WHAT TO PRODUCE: Copy each line that holds "Heft".

PROVIDED DATA:
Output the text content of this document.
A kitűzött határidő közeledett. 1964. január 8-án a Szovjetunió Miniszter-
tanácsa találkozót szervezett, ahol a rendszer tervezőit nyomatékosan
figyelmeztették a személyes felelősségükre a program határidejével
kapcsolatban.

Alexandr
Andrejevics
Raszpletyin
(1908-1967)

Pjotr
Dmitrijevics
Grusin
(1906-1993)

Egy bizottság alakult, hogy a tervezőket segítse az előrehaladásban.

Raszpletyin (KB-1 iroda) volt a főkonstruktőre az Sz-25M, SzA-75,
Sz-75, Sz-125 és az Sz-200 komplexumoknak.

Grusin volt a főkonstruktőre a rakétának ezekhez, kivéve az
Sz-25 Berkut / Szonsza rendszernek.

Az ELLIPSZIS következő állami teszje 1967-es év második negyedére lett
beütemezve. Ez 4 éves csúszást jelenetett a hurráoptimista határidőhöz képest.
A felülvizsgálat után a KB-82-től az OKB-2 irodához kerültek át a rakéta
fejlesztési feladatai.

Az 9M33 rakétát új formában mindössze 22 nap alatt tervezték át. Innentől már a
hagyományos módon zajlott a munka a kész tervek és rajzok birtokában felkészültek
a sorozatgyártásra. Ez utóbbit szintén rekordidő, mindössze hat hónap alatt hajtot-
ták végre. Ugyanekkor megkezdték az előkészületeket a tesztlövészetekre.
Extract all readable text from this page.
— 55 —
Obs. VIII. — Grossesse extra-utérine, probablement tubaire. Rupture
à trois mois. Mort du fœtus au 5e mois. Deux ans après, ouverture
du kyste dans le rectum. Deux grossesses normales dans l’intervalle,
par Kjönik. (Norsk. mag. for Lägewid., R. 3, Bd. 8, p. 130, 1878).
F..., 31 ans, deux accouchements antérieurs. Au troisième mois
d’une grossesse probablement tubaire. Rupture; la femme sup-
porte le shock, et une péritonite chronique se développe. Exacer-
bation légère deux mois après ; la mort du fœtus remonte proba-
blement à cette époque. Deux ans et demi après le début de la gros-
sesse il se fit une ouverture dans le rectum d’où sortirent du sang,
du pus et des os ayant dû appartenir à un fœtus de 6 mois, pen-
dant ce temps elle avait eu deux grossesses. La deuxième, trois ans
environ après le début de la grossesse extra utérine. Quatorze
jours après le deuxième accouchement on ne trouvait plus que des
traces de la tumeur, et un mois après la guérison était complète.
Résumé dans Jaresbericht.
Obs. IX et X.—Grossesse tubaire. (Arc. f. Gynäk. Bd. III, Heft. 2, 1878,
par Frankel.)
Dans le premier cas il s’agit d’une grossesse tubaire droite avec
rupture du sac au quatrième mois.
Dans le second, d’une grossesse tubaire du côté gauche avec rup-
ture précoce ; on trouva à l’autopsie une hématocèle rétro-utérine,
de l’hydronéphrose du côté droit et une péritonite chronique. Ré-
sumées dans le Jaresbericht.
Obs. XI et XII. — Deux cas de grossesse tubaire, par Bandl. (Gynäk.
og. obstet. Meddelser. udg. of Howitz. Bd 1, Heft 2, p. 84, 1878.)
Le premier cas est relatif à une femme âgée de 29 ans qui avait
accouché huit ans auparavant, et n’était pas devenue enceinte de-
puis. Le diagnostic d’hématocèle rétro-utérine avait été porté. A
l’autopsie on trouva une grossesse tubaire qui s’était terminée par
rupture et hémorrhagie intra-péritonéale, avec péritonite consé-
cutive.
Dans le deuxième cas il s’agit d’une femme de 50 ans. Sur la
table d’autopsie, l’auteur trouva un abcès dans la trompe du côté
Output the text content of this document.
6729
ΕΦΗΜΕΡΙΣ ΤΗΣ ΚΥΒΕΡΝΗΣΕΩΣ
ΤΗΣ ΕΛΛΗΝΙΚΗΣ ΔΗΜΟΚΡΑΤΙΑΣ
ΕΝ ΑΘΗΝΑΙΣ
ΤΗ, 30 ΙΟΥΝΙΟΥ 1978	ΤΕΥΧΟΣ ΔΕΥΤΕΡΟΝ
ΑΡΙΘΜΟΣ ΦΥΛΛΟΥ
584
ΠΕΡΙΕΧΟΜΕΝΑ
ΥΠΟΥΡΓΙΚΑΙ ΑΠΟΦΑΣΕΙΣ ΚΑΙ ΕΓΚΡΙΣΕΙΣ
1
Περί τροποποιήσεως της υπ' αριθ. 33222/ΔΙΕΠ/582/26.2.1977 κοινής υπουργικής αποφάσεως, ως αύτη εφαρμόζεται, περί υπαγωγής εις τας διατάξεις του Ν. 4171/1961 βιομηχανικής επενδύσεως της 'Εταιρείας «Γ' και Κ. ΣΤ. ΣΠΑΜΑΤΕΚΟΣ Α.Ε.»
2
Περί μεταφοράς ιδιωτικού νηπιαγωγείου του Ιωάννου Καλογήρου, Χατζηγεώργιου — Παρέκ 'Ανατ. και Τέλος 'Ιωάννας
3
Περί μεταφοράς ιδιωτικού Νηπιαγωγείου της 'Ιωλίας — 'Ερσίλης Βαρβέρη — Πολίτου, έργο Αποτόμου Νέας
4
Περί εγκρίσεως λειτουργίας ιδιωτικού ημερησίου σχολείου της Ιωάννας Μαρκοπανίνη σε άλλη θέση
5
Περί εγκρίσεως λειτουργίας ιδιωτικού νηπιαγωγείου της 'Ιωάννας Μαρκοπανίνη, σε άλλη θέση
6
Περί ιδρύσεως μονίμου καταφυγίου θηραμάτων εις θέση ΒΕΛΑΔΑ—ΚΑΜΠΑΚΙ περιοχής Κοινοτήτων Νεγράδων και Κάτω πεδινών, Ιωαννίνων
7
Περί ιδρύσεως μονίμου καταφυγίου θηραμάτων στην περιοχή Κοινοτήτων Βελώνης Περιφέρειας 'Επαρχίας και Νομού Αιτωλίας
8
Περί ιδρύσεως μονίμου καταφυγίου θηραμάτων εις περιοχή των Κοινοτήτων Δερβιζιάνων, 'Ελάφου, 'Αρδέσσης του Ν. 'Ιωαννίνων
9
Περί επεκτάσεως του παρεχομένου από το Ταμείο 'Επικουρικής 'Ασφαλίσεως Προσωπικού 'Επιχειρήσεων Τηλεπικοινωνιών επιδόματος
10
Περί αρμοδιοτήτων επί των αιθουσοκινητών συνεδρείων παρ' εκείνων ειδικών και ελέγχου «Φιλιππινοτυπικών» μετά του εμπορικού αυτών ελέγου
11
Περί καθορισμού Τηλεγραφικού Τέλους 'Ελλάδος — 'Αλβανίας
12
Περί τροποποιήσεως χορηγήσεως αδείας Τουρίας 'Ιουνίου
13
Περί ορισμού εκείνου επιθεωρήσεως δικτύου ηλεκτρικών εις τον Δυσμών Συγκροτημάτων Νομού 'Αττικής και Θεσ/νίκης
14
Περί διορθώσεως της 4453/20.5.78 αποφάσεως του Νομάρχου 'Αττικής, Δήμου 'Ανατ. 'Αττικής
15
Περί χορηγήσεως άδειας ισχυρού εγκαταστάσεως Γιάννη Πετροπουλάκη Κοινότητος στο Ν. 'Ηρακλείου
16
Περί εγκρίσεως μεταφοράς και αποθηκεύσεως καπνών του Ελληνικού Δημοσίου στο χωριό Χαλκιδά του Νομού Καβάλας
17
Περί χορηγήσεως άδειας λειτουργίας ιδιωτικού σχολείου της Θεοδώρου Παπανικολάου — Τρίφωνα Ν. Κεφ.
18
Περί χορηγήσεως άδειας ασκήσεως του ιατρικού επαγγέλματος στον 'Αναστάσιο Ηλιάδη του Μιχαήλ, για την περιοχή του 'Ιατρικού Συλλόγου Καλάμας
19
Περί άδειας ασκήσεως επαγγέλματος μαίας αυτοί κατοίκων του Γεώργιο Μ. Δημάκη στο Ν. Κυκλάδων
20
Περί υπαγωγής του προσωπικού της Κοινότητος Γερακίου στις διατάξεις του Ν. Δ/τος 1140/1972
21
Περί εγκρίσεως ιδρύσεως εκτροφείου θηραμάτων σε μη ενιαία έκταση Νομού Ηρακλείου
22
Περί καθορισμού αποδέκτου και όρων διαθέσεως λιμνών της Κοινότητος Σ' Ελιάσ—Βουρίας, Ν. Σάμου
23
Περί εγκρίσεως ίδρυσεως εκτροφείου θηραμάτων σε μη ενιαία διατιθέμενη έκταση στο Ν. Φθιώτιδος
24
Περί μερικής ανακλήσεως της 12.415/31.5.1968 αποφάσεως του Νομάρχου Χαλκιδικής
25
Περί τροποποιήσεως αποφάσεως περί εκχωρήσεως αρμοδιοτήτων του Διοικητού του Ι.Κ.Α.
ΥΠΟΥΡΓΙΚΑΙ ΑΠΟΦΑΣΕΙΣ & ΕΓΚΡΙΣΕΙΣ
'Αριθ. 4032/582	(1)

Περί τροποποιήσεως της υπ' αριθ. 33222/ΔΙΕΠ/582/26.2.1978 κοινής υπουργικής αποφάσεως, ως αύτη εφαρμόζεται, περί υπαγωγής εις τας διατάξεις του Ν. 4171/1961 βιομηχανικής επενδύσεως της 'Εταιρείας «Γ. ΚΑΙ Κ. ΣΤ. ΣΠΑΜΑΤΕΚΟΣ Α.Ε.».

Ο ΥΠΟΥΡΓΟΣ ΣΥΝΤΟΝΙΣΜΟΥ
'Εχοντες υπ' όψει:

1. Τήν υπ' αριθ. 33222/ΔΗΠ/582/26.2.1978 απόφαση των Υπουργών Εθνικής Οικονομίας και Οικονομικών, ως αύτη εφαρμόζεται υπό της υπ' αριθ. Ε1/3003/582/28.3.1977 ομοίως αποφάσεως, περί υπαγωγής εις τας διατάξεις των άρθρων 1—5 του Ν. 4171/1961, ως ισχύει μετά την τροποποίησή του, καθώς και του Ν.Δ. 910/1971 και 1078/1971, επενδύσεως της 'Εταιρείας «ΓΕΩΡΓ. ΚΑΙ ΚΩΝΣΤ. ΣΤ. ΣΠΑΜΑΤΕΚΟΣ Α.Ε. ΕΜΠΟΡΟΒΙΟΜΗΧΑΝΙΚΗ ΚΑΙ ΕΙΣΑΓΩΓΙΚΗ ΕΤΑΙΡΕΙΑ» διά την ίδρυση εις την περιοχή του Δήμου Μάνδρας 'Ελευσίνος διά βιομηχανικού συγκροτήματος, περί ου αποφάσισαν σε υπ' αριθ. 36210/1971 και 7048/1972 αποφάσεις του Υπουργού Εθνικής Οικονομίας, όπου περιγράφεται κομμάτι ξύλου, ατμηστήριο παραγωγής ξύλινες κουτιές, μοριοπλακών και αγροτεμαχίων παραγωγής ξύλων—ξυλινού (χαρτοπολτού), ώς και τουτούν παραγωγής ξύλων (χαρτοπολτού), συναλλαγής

WRITTEN ANSWER:
Obs. IX et X.—Grossesse tubaire. (Arc. f. Gynäk. Bd. III, Heft. 2, 1878,
og. obstet. Meddelser. udg. of Howitz. Bd 1, Heft 2, p. 84, 1878.)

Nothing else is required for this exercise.